== Data extract ==
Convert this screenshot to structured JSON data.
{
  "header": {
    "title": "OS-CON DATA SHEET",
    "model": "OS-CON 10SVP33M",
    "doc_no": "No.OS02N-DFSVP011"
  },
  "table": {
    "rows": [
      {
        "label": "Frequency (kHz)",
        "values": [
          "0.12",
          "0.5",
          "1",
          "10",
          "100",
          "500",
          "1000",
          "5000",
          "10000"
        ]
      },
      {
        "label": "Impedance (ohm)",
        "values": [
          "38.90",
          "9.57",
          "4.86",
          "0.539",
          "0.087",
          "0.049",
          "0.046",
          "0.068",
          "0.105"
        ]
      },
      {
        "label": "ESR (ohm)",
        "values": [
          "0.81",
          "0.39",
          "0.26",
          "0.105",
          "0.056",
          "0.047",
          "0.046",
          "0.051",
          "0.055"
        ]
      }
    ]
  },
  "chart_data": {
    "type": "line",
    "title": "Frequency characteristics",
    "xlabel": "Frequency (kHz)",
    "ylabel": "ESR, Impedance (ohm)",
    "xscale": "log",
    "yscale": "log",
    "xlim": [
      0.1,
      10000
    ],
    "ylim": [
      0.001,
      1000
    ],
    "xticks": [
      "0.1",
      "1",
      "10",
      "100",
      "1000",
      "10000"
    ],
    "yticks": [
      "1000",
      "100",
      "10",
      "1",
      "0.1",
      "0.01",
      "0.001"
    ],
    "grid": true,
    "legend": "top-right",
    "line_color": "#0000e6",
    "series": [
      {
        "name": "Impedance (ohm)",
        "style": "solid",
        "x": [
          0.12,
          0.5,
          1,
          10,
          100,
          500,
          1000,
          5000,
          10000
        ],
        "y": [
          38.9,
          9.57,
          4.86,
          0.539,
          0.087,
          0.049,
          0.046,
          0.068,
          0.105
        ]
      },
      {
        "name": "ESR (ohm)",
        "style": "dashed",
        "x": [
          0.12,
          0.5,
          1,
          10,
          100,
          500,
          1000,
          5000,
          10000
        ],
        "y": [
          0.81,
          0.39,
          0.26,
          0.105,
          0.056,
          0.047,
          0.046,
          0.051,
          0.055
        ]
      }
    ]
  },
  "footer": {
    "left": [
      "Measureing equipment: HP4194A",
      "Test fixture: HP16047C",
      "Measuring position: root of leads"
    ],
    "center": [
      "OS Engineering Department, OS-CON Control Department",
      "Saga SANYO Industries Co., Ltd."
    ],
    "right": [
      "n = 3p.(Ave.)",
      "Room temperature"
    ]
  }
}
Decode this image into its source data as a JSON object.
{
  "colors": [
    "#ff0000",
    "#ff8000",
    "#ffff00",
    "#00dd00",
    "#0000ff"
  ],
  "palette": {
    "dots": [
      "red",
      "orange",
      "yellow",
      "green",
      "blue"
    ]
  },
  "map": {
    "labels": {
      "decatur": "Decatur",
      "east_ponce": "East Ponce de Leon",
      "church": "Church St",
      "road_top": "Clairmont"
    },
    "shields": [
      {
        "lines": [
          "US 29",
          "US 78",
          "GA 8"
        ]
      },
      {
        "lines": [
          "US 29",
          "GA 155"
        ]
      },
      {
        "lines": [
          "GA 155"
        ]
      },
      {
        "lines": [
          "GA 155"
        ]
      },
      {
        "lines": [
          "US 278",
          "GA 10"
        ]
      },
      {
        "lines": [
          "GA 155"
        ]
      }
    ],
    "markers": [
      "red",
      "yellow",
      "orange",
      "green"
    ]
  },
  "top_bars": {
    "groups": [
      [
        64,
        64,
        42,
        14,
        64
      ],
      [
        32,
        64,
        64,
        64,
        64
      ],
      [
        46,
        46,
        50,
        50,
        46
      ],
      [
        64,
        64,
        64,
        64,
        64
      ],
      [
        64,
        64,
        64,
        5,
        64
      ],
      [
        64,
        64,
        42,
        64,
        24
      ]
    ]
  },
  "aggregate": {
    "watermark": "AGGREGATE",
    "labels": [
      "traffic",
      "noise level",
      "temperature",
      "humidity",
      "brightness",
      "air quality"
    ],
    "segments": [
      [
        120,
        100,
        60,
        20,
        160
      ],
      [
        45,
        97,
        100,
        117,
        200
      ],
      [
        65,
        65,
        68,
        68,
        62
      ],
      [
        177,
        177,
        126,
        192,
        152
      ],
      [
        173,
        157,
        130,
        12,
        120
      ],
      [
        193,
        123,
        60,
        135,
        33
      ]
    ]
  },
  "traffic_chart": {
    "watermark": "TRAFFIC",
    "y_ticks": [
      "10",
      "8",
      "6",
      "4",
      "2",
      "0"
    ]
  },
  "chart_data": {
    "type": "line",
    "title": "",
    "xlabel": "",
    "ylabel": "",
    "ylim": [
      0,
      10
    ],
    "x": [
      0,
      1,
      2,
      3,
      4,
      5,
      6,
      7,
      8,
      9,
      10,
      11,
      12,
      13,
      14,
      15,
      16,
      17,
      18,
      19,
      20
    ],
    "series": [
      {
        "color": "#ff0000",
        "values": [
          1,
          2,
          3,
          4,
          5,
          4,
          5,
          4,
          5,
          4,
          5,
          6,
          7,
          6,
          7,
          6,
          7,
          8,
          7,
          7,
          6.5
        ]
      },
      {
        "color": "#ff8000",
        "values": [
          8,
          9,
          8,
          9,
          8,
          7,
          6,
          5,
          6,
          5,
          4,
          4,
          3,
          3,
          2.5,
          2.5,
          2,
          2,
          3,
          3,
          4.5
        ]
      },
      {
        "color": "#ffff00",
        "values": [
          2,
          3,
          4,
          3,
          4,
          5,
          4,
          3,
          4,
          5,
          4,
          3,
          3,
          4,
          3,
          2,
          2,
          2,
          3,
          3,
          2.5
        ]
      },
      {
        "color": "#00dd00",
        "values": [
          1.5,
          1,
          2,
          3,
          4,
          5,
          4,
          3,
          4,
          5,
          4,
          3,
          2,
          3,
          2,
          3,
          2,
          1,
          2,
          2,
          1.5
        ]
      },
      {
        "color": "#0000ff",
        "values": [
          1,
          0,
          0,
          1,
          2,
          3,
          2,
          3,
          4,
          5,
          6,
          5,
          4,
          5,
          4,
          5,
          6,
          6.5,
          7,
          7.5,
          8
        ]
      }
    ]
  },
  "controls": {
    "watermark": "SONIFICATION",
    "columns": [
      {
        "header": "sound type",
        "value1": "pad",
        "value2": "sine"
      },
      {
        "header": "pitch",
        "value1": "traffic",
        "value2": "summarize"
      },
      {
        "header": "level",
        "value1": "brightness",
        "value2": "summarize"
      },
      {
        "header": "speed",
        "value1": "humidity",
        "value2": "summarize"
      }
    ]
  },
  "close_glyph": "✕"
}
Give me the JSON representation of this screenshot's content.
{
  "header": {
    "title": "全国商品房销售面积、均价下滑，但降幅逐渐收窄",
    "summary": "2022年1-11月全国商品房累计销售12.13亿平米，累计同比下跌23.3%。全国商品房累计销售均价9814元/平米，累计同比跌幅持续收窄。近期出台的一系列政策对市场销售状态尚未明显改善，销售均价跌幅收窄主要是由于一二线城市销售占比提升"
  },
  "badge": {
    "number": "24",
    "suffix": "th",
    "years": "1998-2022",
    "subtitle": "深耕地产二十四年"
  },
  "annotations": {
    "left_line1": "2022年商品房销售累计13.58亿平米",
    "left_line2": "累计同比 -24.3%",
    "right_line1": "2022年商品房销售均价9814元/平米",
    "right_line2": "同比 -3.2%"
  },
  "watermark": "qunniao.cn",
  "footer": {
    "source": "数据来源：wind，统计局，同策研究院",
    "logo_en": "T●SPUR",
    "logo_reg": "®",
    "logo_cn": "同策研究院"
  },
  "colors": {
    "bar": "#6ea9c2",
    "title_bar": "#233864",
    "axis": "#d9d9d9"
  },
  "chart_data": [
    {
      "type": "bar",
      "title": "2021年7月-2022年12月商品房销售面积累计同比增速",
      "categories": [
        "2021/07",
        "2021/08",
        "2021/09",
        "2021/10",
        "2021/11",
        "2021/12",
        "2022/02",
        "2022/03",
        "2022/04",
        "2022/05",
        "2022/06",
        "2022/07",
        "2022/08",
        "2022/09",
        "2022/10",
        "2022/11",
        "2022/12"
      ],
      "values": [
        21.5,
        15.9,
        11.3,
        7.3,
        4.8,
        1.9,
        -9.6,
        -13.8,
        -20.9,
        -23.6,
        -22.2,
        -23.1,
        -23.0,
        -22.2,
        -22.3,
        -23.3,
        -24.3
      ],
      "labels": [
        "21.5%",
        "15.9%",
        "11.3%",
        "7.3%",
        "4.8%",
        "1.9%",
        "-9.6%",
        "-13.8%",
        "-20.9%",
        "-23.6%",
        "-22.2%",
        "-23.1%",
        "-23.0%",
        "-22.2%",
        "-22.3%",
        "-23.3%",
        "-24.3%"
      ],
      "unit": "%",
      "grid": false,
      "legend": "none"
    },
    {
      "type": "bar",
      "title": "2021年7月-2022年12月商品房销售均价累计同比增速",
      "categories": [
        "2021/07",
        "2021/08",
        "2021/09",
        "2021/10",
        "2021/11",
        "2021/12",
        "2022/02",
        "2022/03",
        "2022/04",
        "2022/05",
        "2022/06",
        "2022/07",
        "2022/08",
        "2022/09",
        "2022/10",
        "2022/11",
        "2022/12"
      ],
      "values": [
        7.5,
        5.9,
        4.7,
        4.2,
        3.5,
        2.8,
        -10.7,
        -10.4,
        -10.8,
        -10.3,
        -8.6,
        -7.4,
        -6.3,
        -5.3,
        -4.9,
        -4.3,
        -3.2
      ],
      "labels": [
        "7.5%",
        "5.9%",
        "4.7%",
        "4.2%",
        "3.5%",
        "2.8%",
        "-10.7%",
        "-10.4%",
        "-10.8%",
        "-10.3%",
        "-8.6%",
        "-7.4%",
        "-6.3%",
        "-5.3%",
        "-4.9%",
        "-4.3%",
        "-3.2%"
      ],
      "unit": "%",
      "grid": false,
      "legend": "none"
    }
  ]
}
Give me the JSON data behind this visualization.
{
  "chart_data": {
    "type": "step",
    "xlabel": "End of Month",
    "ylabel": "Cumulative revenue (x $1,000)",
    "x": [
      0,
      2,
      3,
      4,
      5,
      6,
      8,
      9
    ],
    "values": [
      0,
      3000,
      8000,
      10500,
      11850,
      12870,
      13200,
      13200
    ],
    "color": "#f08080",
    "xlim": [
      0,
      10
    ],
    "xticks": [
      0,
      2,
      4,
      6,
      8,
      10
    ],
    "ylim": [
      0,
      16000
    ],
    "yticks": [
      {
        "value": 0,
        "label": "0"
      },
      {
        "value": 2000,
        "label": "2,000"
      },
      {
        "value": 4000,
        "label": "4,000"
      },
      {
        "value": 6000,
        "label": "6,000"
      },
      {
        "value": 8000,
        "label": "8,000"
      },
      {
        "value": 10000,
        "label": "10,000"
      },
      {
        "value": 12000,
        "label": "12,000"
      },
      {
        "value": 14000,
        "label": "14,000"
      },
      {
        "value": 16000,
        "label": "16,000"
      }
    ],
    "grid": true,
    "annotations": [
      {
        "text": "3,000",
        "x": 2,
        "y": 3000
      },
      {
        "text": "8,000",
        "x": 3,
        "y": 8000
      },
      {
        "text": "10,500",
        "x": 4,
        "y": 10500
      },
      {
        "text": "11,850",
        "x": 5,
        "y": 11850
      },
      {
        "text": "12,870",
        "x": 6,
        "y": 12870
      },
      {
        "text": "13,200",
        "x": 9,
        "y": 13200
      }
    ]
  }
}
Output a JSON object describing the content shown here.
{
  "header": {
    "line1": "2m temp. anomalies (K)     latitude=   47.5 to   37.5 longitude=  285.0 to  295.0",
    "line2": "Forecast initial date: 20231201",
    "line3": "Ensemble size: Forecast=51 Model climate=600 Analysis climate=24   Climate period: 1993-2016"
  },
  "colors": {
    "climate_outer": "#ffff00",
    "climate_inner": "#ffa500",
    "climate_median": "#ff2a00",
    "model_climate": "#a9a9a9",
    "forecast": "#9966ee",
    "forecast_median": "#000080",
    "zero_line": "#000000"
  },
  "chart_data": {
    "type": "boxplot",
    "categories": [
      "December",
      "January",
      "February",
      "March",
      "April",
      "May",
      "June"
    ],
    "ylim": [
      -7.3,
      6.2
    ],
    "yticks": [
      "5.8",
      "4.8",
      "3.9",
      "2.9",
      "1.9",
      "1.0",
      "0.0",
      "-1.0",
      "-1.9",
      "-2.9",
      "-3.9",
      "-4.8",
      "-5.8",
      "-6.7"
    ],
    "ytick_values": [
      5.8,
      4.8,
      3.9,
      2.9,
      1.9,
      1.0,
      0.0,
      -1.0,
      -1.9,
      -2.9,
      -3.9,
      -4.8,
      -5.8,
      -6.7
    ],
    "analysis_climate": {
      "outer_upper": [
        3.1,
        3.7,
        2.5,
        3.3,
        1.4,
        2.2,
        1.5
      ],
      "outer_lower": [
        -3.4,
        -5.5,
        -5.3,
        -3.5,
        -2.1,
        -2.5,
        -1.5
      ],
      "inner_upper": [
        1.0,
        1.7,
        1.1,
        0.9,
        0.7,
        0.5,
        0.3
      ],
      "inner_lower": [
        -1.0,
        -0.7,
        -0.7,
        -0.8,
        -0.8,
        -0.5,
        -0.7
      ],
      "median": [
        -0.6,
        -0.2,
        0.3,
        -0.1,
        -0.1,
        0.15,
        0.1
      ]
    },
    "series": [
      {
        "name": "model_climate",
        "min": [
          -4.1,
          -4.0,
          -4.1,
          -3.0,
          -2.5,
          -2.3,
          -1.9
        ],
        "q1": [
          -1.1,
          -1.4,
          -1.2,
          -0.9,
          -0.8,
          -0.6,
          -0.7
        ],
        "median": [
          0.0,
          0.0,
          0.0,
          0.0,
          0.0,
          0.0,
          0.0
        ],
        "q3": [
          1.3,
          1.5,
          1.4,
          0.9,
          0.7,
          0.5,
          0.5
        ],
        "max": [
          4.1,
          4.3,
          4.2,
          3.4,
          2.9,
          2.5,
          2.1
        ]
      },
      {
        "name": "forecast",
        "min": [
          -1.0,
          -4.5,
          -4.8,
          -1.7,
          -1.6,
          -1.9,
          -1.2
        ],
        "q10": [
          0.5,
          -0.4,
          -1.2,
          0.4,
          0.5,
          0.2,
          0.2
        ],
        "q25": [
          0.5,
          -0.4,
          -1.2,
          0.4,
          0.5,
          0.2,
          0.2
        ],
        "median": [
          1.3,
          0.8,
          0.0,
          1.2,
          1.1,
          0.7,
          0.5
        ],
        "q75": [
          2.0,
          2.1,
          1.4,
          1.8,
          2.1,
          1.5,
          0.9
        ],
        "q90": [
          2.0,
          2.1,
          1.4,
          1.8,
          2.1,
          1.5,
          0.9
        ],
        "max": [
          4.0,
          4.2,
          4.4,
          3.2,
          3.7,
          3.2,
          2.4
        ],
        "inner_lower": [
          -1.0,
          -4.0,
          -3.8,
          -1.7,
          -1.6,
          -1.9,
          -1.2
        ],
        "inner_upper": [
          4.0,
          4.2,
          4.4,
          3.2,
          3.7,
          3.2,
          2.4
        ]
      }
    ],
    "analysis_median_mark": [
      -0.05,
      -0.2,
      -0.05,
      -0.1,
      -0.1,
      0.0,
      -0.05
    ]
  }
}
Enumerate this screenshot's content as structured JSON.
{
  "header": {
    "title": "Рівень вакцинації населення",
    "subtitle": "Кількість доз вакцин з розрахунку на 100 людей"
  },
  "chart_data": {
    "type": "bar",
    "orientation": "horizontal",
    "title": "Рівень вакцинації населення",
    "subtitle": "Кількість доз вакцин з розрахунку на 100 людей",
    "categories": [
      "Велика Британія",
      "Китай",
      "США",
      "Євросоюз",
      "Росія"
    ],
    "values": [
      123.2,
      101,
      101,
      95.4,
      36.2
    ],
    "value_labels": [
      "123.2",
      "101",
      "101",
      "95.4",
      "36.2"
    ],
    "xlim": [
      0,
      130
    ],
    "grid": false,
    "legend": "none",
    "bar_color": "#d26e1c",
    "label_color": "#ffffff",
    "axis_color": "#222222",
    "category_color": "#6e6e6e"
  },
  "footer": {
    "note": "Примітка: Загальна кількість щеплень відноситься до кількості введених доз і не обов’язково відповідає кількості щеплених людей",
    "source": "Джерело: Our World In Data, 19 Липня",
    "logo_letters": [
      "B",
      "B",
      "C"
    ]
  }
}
===
● **Written exercise**:
Scan the material line by line and report each one that contains "同策研究院".

● **Full solution**:
    "source": "数据来源：wind，统计局，同策研究院",
    "logo_cn": "同策研究院"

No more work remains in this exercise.